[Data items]
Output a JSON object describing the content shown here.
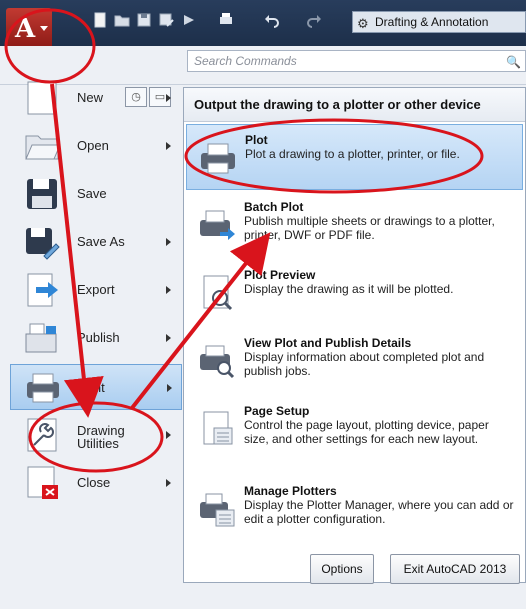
{
  "titlebar": {
    "app_logo": "A",
    "workspace_label": "Drafting & Annotation",
    "quick_access_icons": [
      "new-icon",
      "open-icon",
      "save-icon",
      "saveas-icon",
      "plot-icon",
      "print-icon",
      "undo-icon",
      "redo-icon"
    ]
  },
  "search": {
    "placeholder": "Search Commands"
  },
  "left_menu": {
    "items": [
      {
        "label": "New",
        "icon": "new-file-icon",
        "has_arrow": true
      },
      {
        "label": "Open",
        "icon": "open-folder-icon",
        "has_arrow": true
      },
      {
        "label": "Save",
        "icon": "save-icon",
        "has_arrow": false
      },
      {
        "label": "Save As",
        "icon": "save-as-icon",
        "has_arrow": true
      },
      {
        "label": "Export",
        "icon": "export-icon",
        "has_arrow": true
      },
      {
        "label": "Publish",
        "icon": "publish-icon",
        "has_arrow": true
      },
      {
        "label": "Print",
        "icon": "printer-icon",
        "has_arrow": true,
        "active": true
      },
      {
        "label_line1": "Drawing",
        "label_line2": "Utilities",
        "icon": "wrench-icon",
        "has_arrow": true
      },
      {
        "label": "Close",
        "icon": "close-drawing-icon",
        "has_arrow": true
      }
    ]
  },
  "submenu": {
    "header": "Output the drawing to a plotter or other device",
    "items": [
      {
        "title": "Plot",
        "desc": "Plot a drawing to a plotter, printer, or file.",
        "active": true
      },
      {
        "title": "Batch Plot",
        "desc": "Publish multiple sheets or drawings to a plotter, printer, DWF or PDF file."
      },
      {
        "title": "Plot Preview",
        "desc": "Display the drawing as it will be plotted."
      },
      {
        "title": "View Plot and Publish Details",
        "desc": "Display information about completed plot and publish jobs."
      },
      {
        "title": "Page Setup",
        "desc": "Control the page layout, plotting device, paper size, and other settings for each new layout."
      },
      {
        "title": "Manage Plotters",
        "desc": "Display the Plotter Manager, where you can add or edit a plotter configuration."
      }
    ]
  },
  "buttons": {
    "options": "Options",
    "exit": "Exit AutoCAD 2013"
  },
  "colors": {
    "accent_red": "#d9141c",
    "highlight_blue": "#b5d4f3",
    "title_bar": "#1d2f4a"
  }
}
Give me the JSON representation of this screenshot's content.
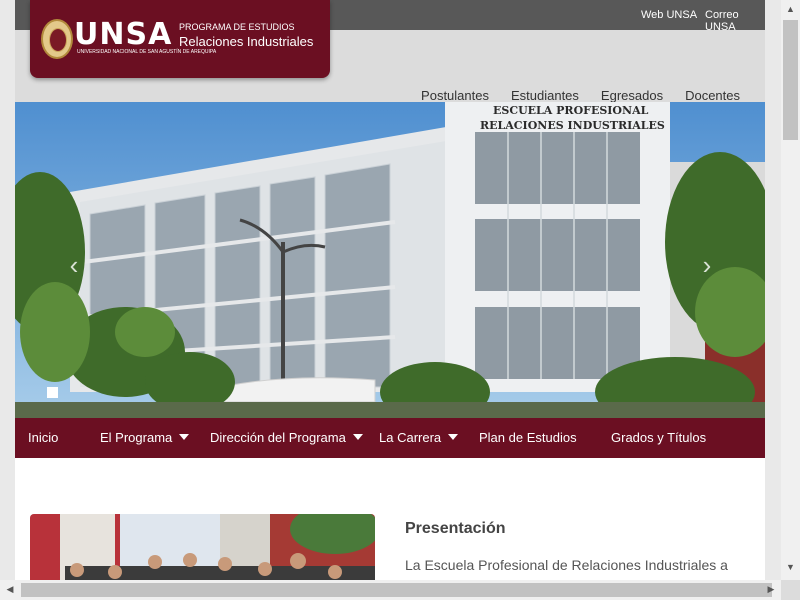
{
  "topbar": {
    "links": [
      "Web UNSA",
      "Correo UNSA"
    ]
  },
  "logo": {
    "brand": "UNSA",
    "brand_subtitle": "UNIVERSIDAD NACIONAL DE SAN AGUSTÍN DE AREQUIPA",
    "program_label": "PROGRAMA DE ESTUDIOS",
    "program_name": "Relaciones Industriales"
  },
  "main_nav": [
    "Postulantes",
    "Estudiantes",
    "Egresados",
    "Docentes"
  ],
  "hero": {
    "building_sign_line1": "ESCUELA PROFESIONAL",
    "building_sign_line2": "RELACIONES INDUSTRIALES"
  },
  "navbar": {
    "items": [
      {
        "label": "Inicio",
        "dropdown": false
      },
      {
        "label": "El Programa",
        "dropdown": true
      },
      {
        "label": "Dirección del Programa",
        "dropdown": true
      },
      {
        "label": "La Carrera",
        "dropdown": true
      },
      {
        "label": "Plan de Estudios",
        "dropdown": false
      },
      {
        "label": "Grados y Títulos",
        "dropdown": false
      }
    ]
  },
  "presentation": {
    "title": "Presentación",
    "text": "La Escuela Profesional de Relaciones Industriales a través del equipo de docentes y con la responsabilidad de"
  },
  "colors": {
    "brand": "#6b0f22",
    "topbar": "#585858",
    "header_bg": "#dcdcdc"
  }
}
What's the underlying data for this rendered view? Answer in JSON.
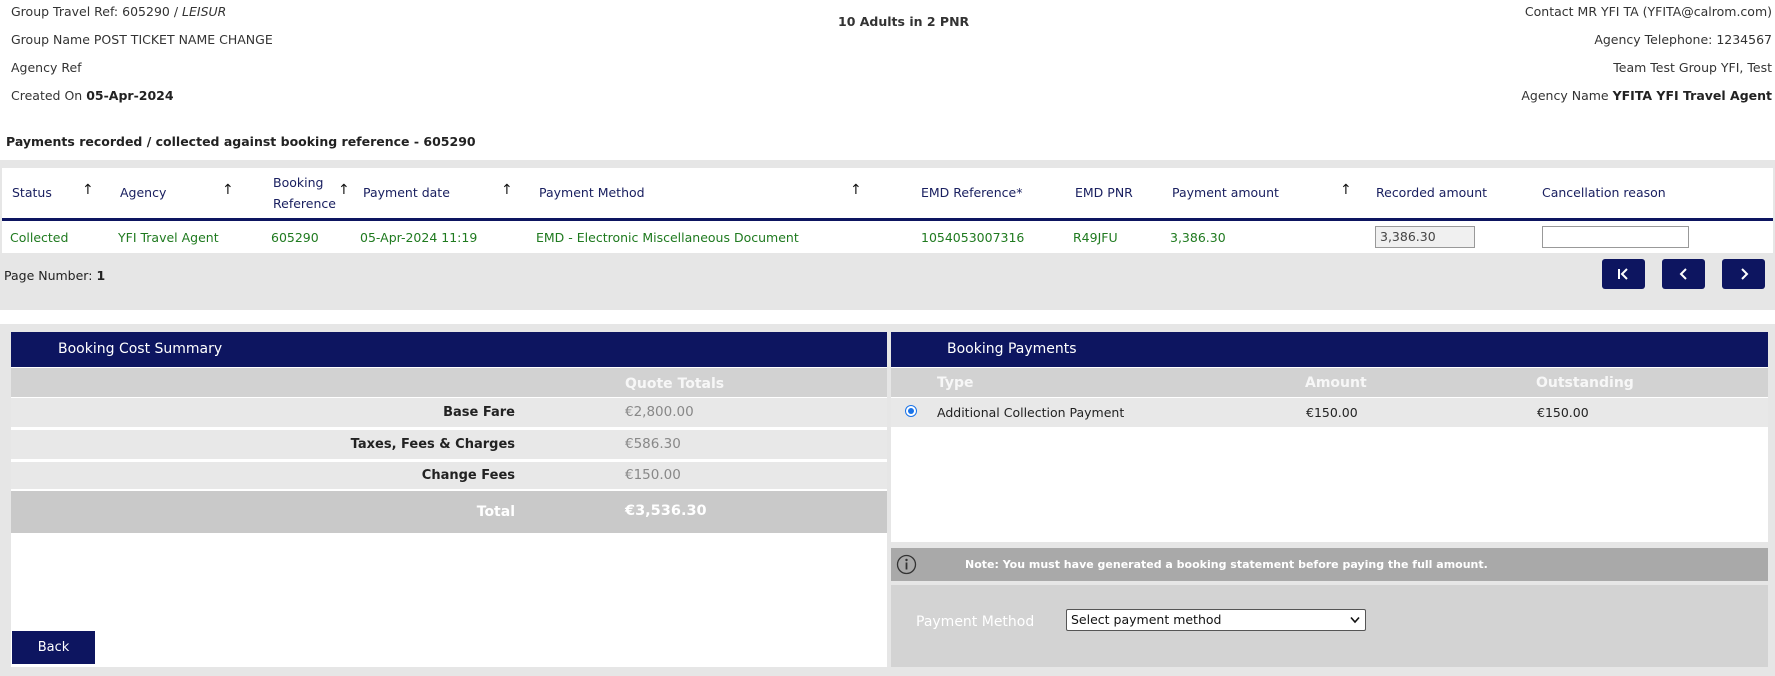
{
  "header": {
    "group_travel_ref_label": "Group Travel Ref:",
    "group_travel_ref_value": "605290 /",
    "group_travel_ref_type": "LEISUR",
    "group_name_label": "Group Name",
    "group_name_value": "POST TICKET NAME CHANGE",
    "agency_ref_label": "Agency Ref",
    "created_on_label": "Created On",
    "created_on_value": "05-Apr-2024",
    "pax_summary": "10 Adults in 2 PNR",
    "contact": "Contact MR YFI TA  (YFITA@calrom.com)",
    "agency_telephone": "Agency Telephone: 1234567",
    "team": "Team Test Group YFI, Test",
    "agency_name_label": "Agency Name",
    "agency_name_value": "YFITA YFI Travel Agent"
  },
  "payments_section_title": "Payments recorded / collected against booking reference - 605290",
  "payments_table": {
    "columns": {
      "status": "Status",
      "agency": "Agency",
      "booking_ref_line1": "Booking",
      "booking_ref_line2": "Reference",
      "payment_date": "Payment date",
      "payment_method": "Payment Method",
      "emd_reference": "EMD Reference*",
      "emd_pnr": "EMD PNR",
      "payment_amount": "Payment amount",
      "recorded_amount": "Recorded amount",
      "cancellation_reason": "Cancellation reason"
    },
    "rows": [
      {
        "status": "Collected",
        "agency": "YFI Travel Agent",
        "booking_ref": "605290",
        "payment_date": "05-Apr-2024 11:19",
        "payment_method": "EMD - Electronic Miscellaneous Document",
        "emd_reference": "1054053007316",
        "emd_pnr": "R49JFU",
        "payment_amount": "3,386.30",
        "recorded_amount": "3,386.30",
        "cancellation_reason": ""
      }
    ]
  },
  "pagination": {
    "label": "Page Number:",
    "current": "1"
  },
  "cost_summary": {
    "title": "Booking Cost Summary",
    "column_header": "Quote Totals",
    "rows": [
      {
        "label": "Base Fare",
        "value": "€2,800.00"
      },
      {
        "label": "Taxes, Fees & Charges",
        "value": "€586.30"
      },
      {
        "label": "Change Fees",
        "value": "€150.00"
      }
    ],
    "total_label": "Total",
    "total_value": "€3,536.30"
  },
  "booking_payments": {
    "title": "Booking Payments",
    "columns": {
      "type": "Type",
      "amount": "Amount",
      "outstanding": "Outstanding"
    },
    "rows": [
      {
        "type": "Additional Collection Payment",
        "amount": "€150.00",
        "outstanding": "€150.00",
        "selected": true
      }
    ],
    "note": "Note: You must have generated a booking statement before paying the full amount.",
    "payment_method_label": "Payment Method",
    "payment_method_selected": "Select payment method"
  },
  "back_label": "Back",
  "colors": {
    "navy": "#0d1560",
    "green_text": "#1f7a1f",
    "grey_band": "#e6e6e6"
  }
}
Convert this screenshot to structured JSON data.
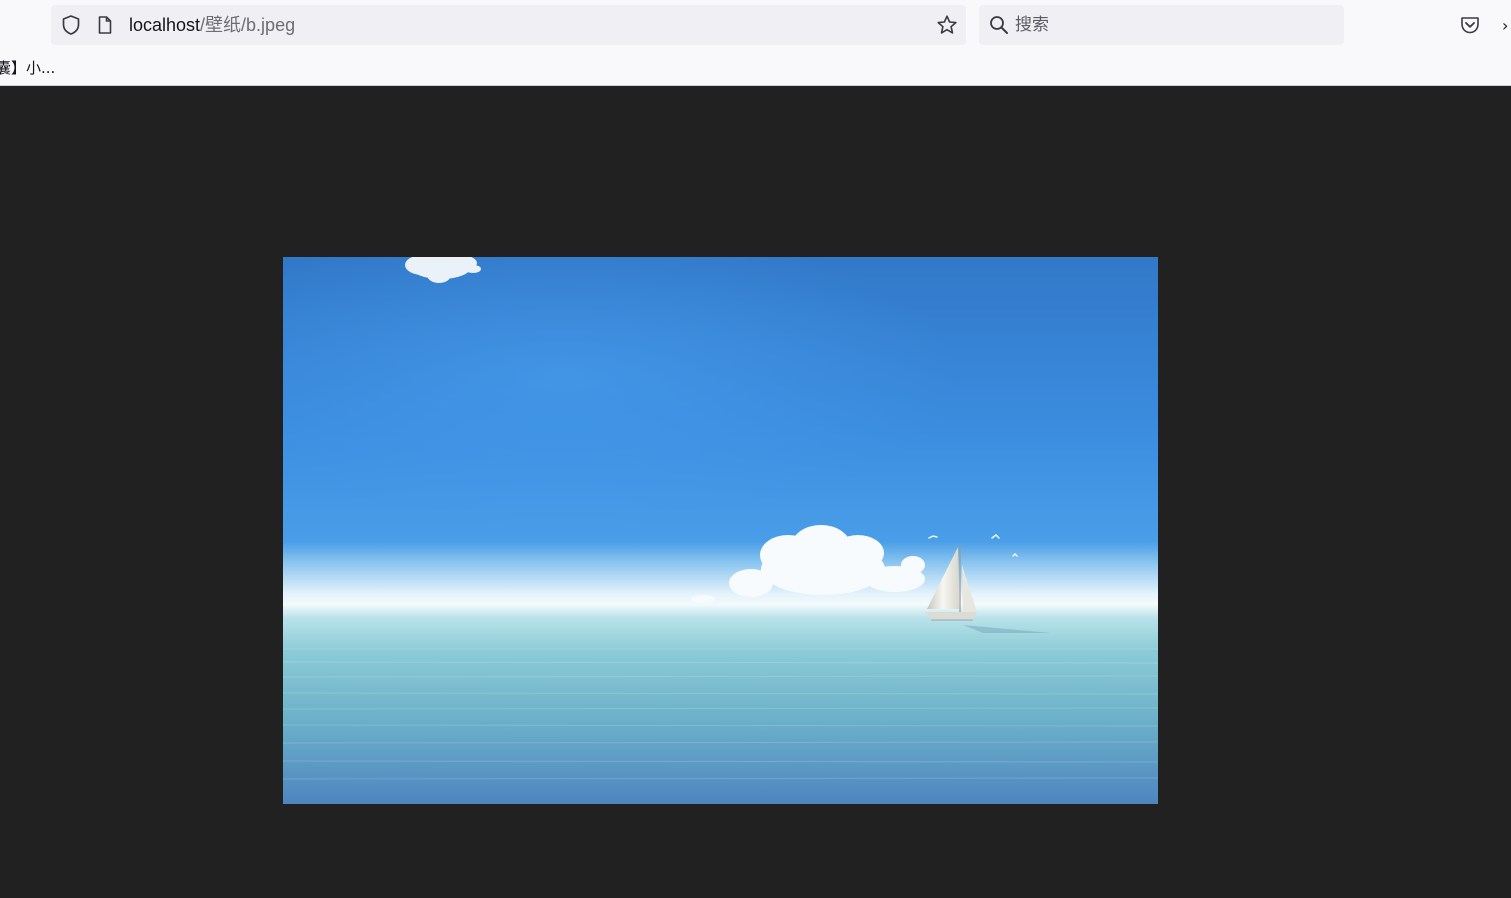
{
  "toolbar": {
    "url_host": "localhost",
    "url_path": "/壁纸/b.jpeg",
    "search_placeholder": "搜索",
    "overflow_glyph": "›"
  },
  "bookmarks": {
    "items": [
      {
        "label": "囊】小..."
      }
    ]
  },
  "icons": {
    "shield": "shield-icon",
    "page": "page-icon",
    "star": "star-icon",
    "search": "search-icon",
    "pocket": "pocket-icon"
  },
  "colors": {
    "chrome_bg": "#f9f9fb",
    "field_bg": "#f0f0f4",
    "viewer_bg": "#212121",
    "sky": "#3d8fe6",
    "sea": "#6fb0c8"
  }
}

* **Brief**: Copy the records above exactly. The pictures are not part of the copy.

* **Exercise output**:
Output a JSON object describing the content shown here.
{
  "titlebar": {
    "app_logo": "A",
    "workspace_label": "Drafting & Annotation",
    "quick_access_icons": [
      "new-icon",
      "open-icon",
      "save-icon",
      "saveas-icon",
      "plot-icon",
      "print-icon",
      "undo-icon",
      "redo-icon"
    ]
  },
  "search": {
    "placeholder": "Search Commands"
  },
  "left_menu": {
    "items": [
      {
        "label": "New",
        "icon": "new-file-icon",
        "has_arrow": true
      },
      {
        "label": "Open",
        "icon": "open-folder-icon",
        "has_arrow": true
      },
      {
        "label": "Save",
        "icon": "save-icon",
        "has_arrow": false
      },
      {
        "label": "Save As",
        "icon": "save-as-icon",
        "has_arrow": true
      },
      {
        "label": "Export",
        "icon": "export-icon",
        "has_arrow": true
      },
      {
        "label": "Publish",
        "icon": "publish-icon",
        "has_arrow": true
      },
      {
        "label": "Print",
        "icon": "printer-icon",
        "has_arrow": true,
        "active": true
      },
      {
        "label_line1": "Drawing",
        "label_line2": "Utilities",
        "icon": "wrench-icon",
        "has_arrow": true
      },
      {
        "label": "Close",
        "icon": "close-drawing-icon",
        "has_arrow": true
      }
    ]
  },
  "submenu": {
    "header": "Output the drawing to a plotter or other device",
    "items": [
      {
        "title": "Plot",
        "desc": "Plot a drawing to a plotter, printer, or file.",
        "active": true
      },
      {
        "title": "Batch Plot",
        "desc": "Publish multiple sheets or drawings to a plotter, printer, DWF or PDF file."
      },
      {
        "title": "Plot Preview",
        "desc": "Display the drawing as it will be plotted."
      },
      {
        "title": "View Plot and Publish Details",
        "desc": "Display information about completed plot and publish jobs."
      },
      {
        "title": "Page Setup",
        "desc": "Control the page layout, plotting device, paper size, and other settings for each new layout."
      },
      {
        "title": "Manage Plotters",
        "desc": "Display the Plotter Manager, where you can add or edit a plotter configuration."
      }
    ]
  },
  "buttons": {
    "options": "Options",
    "exit": "Exit AutoCAD 2013"
  },
  "colors": {
    "accent_red": "#d9141c",
    "highlight_blue": "#b5d4f3",
    "title_bar": "#1d2f4a"
  }
}
Give me the JSON representation of this screenshot's content.
{
  "topbar": {
    "links": [
      "Web UNSA",
      "Correo UNSA"
    ]
  },
  "logo": {
    "brand": "UNSA",
    "brand_subtitle": "UNIVERSIDAD NACIONAL DE SAN AGUSTÍN DE AREQUIPA",
    "program_label": "PROGRAMA DE ESTUDIOS",
    "program_name": "Relaciones Industriales"
  },
  "main_nav": [
    "Postulantes",
    "Estudiantes",
    "Egresados",
    "Docentes"
  ],
  "hero": {
    "building_sign_line1": "ESCUELA PROFESIONAL",
    "building_sign_line2": "RELACIONES INDUSTRIALES"
  },
  "navbar": {
    "items": [
      {
        "label": "Inicio",
        "dropdown": false
      },
      {
        "label": "El Programa",
        "dropdown": true
      },
      {
        "label": "Dirección del Programa",
        "dropdown": true
      },
      {
        "label": "La Carrera",
        "dropdown": true
      },
      {
        "label": "Plan de Estudios",
        "dropdown": false
      },
      {
        "label": "Grados y Títulos",
        "dropdown": false
      }
    ]
  },
  "presentation": {
    "title": "Presentación",
    "text": "La Escuela Profesional de Relaciones Industriales a través del equipo de docentes y con la responsabilidad de"
  },
  "colors": {
    "brand": "#6b0f22",
    "topbar": "#585858",
    "header_bg": "#dcdcdc"
  }
}
What's the underlying data for this rendered view? Answer in JSON.
{
  "header": {
    "group_travel_ref_label": "Group Travel Ref:",
    "group_travel_ref_value": "605290 /",
    "group_travel_ref_type": "LEISUR",
    "group_name_label": "Group Name",
    "group_name_value": "POST TICKET NAME CHANGE",
    "agency_ref_label": "Agency Ref",
    "created_on_label": "Created On",
    "created_on_value": "05-Apr-2024",
    "pax_summary": "10 Adults in 2 PNR",
    "contact": "Contact MR YFI TA  (YFITA@calrom.com)",
    "agency_telephone": "Agency Telephone: 1234567",
    "team": "Team Test Group YFI, Test",
    "agency_name_label": "Agency Name",
    "agency_name_value": "YFITA YFI Travel Agent"
  },
  "payments_section_title": "Payments recorded / collected against booking reference - 605290",
  "payments_table": {
    "columns": {
      "status": "Status",
      "agency": "Agency",
      "booking_ref_line1": "Booking",
      "booking_ref_line2": "Reference",
      "payment_date": "Payment date",
      "payment_method": "Payment Method",
      "emd_reference": "EMD Reference*",
      "emd_pnr": "EMD PNR",
      "payment_amount": "Payment amount",
      "recorded_amount": "Recorded amount",
      "cancellation_reason": "Cancellation reason"
    },
    "rows": [
      {
        "status": "Collected",
        "agency": "YFI Travel Agent",
        "booking_ref": "605290",
        "payment_date": "05-Apr-2024 11:19",
        "payment_method": "EMD - Electronic Miscellaneous Document",
        "emd_reference": "1054053007316",
        "emd_pnr": "R49JFU",
        "payment_amount": "3,386.30",
        "recorded_amount": "3,386.30",
        "cancellation_reason": ""
      }
    ]
  },
  "pagination": {
    "label": "Page Number:",
    "current": "1"
  },
  "cost_summary": {
    "title": "Booking Cost Summary",
    "column_header": "Quote Totals",
    "rows": [
      {
        "label": "Base Fare",
        "value": "€2,800.00"
      },
      {
        "label": "Taxes, Fees & Charges",
        "value": "€586.30"
      },
      {
        "label": "Change Fees",
        "value": "€150.00"
      }
    ],
    "total_label": "Total",
    "total_value": "€3,536.30"
  },
  "booking_payments": {
    "title": "Booking Payments",
    "columns": {
      "type": "Type",
      "amount": "Amount",
      "outstanding": "Outstanding"
    },
    "rows": [
      {
        "type": "Additional Collection Payment",
        "amount": "€150.00",
        "outstanding": "€150.00",
        "selected": true
      }
    ],
    "note": "Note: You must have generated a booking statement before paying the full amount.",
    "payment_method_label": "Payment Method",
    "payment_method_selected": "Select payment method"
  },
  "back_label": "Back",
  "colors": {
    "navy": "#0d1560",
    "green_text": "#1f7a1f",
    "grey_band": "#e6e6e6"
  }
}
Convert this screenshot to structured JSON data.
{
  "toolbar": {
    "url_host": "localhost",
    "url_path": "/壁纸/b.jpeg",
    "search_placeholder": "搜索",
    "overflow_glyph": "›"
  },
  "bookmarks": {
    "items": [
      {
        "label": "囊】小..."
      }
    ]
  },
  "icons": {
    "shield": "shield-icon",
    "page": "page-icon",
    "star": "star-icon",
    "search": "search-icon",
    "pocket": "pocket-icon"
  },
  "colors": {
    "chrome_bg": "#f9f9fb",
    "field_bg": "#f0f0f4",
    "viewer_bg": "#212121",
    "sky": "#3d8fe6",
    "sea": "#6fb0c8"
  }
}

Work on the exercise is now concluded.